▶ [Requirement]: Please find all lines in the data that hold the string "التخصصات" and copy them.

▶ [Input material]:
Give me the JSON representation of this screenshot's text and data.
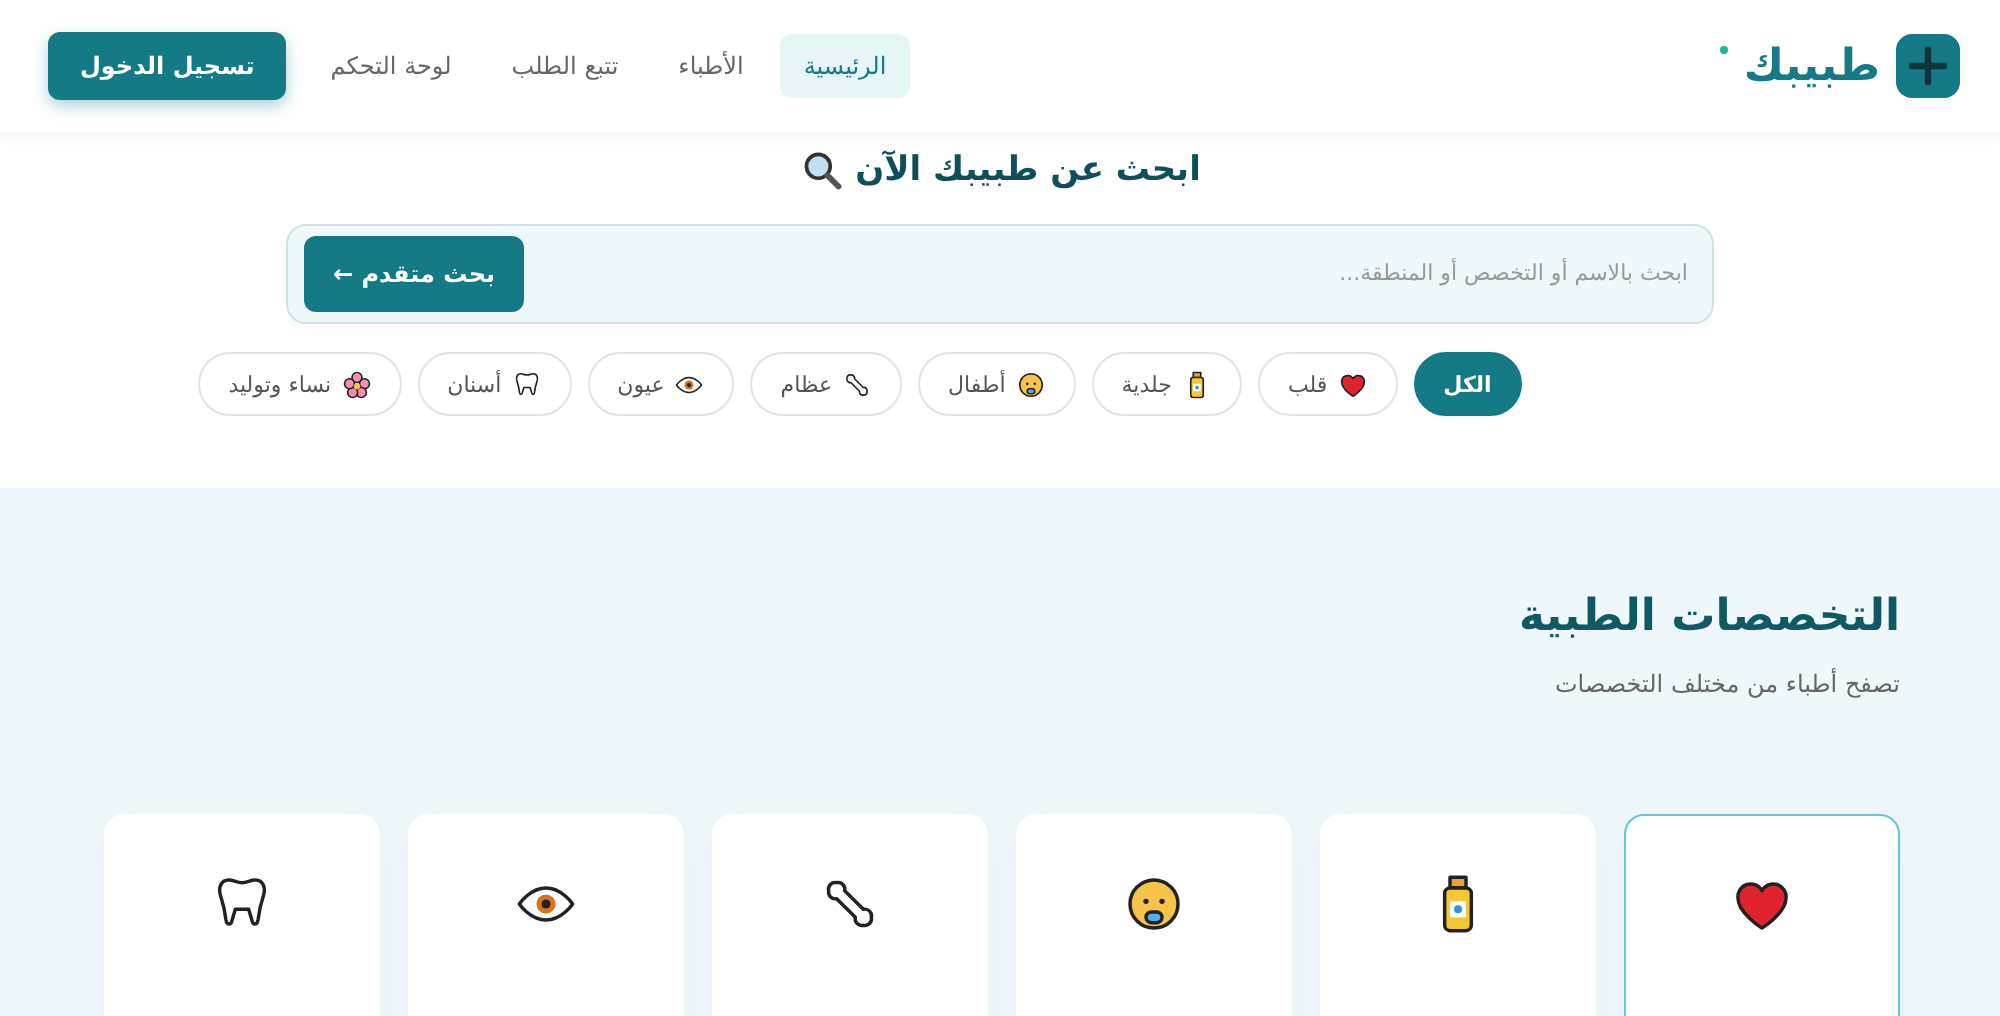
{
  "header": {
    "logo": "طبيبك",
    "nav": [
      {
        "label": "الرئيسية",
        "selected": true
      },
      {
        "label": "الأطباء",
        "selected": false
      },
      {
        "label": "تتبع الطلب",
        "selected": false
      },
      {
        "label": "لوحة التحكم",
        "selected": false
      }
    ],
    "login": "تسجيل الدخول"
  },
  "search": {
    "title": "ابحث عن طبيبك الآن",
    "placeholder": "ابحث بالاسم أو التخصص أو المنطقة...",
    "button": "بحث متقدم ←",
    "chips": [
      {
        "label": "الكل",
        "selected": true
      },
      {
        "label": "قلب",
        "selected": false
      },
      {
        "label": "جلدية",
        "selected": false
      },
      {
        "label": "أطفال",
        "selected": false
      },
      {
        "label": "عظام",
        "selected": false
      },
      {
        "label": "عيون",
        "selected": false
      },
      {
        "label": "أسنان",
        "selected": false
      },
      {
        "label": "نساء وتوليد",
        "selected": false
      }
    ]
  },
  "specialties": {
    "title": "التخصصات الطبية",
    "subtitle": "تصفح أطباء من مختلف التخصصات",
    "cards": [
      {
        "selected": true
      },
      {
        "selected": false
      },
      {
        "selected": false
      },
      {
        "selected": false
      },
      {
        "selected": false
      },
      {
        "selected": false
      }
    ]
  }
}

▶ [Response to this task]:
    "title": "التخصصات الطبية",
    "subtitle": "تصفح أطباء من مختلف التخصصات",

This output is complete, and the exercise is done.